-- START OF GIVEN DATA --

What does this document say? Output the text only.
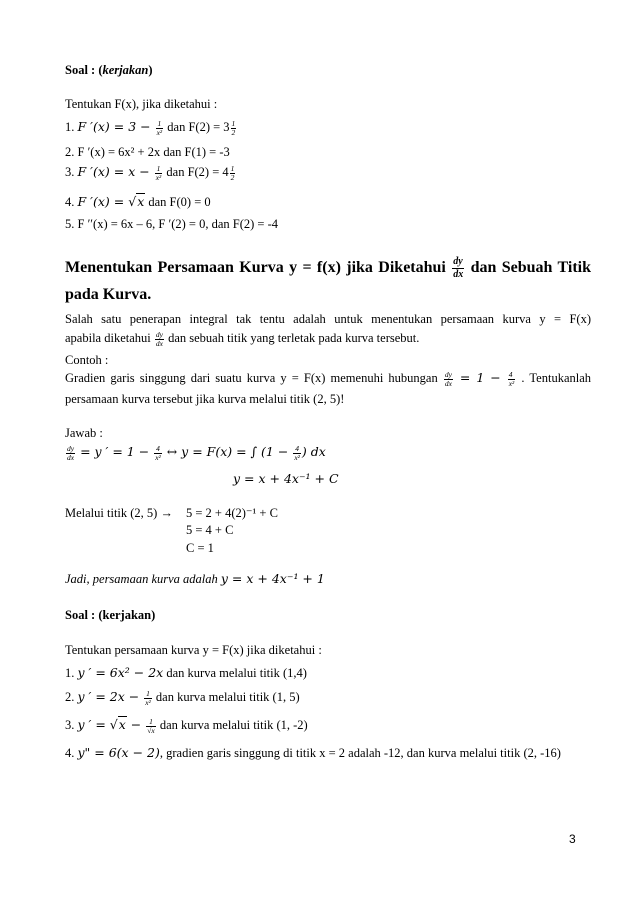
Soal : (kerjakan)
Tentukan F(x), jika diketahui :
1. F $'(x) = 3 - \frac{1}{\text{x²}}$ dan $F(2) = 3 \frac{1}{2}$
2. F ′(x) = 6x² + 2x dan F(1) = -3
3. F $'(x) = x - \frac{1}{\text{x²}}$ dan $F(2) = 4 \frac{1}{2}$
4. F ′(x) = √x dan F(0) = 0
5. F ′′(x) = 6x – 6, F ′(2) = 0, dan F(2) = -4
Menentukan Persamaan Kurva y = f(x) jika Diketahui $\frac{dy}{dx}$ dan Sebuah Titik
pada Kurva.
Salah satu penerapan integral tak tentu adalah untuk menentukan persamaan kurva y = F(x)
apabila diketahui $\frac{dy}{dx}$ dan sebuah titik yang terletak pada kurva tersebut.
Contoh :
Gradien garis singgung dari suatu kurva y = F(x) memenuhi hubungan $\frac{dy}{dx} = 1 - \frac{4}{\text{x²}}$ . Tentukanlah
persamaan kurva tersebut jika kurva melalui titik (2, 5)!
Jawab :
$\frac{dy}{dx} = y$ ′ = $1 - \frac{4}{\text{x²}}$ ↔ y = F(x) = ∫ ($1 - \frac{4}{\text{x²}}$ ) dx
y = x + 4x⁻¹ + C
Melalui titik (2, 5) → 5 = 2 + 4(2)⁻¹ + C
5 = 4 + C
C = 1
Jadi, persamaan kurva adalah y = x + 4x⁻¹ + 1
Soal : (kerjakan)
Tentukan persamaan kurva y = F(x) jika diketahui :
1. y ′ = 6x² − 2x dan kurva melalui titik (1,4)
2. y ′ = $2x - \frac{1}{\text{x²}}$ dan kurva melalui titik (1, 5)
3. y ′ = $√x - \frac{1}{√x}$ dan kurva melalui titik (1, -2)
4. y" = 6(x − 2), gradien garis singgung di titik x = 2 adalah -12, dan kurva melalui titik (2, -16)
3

-- END OF GIVEN DATA --

GOAL OF THE EXERCISE. Print every record above exactly as written, leaving out the pictures.

EXERCISE RESULT.
What does this document say? Output the text only.
Soal : (kerjakan)
Tentukan F(x), jika diketahui :
1. F $'(x) = 3 - \frac{1}{\text{x²}}$ dan $F(2) = 3 \frac{1}{2}$
2. F ′(x) = 6x² + 2x dan F(1) = -3
3. F $'(x) = x - \frac{1}{\text{x²}}$ dan $F(2) = 4 \frac{1}{2}$
4. F ′(x) = √x dan F(0) = 0
5. F ′′(x) = 6x – 6, F ′(2) = 0, dan F(2) = -4
Menentukan Persamaan Kurva y = f(x) jika Diketahui $\frac{dy}{dx}$ dan Sebuah Titik
pada Kurva.
Salah satu penerapan integral tak tentu adalah untuk menentukan persamaan kurva y = F(x)
apabila diketahui $\frac{dy}{dx}$ dan sebuah titik yang terletak pada kurva tersebut.
Contoh :
Gradien garis singgung dari suatu kurva y = F(x) memenuhi hubungan $\frac{dy}{dx} = 1 - \frac{4}{\text{x²}}$ . Tentukanlah
persamaan kurva tersebut jika kurva melalui titik (2, 5)!
Jawab :
$\frac{dy}{dx} = y$ ′ = $1 - \frac{4}{\text{x²}}$ ↔ y = F(x) = ∫ ($1 - \frac{4}{\text{x²}}$ ) dx
y = x + 4x⁻¹ + C
Melalui titik (2, 5) → 5 = 2 + 4(2)⁻¹ + C
5 = 4 + C
C = 1
Jadi, persamaan kurva adalah y = x + 4x⁻¹ + 1
Soal : (kerjakan)
Tentukan persamaan kurva y = F(x) jika diketahui :
1. y ′ = 6x² − 2x dan kurva melalui titik (1,4)
2. y ′ = $2x - \frac{1}{\text{x²}}$ dan kurva melalui titik (1, 5)
3. y ′ = $√x - \frac{1}{√x}$ dan kurva melalui titik (1, -2)
4. y" = 6(x − 2), gradien garis singgung di titik x = 2 adalah -12, dan kurva melalui titik (2, -16)
3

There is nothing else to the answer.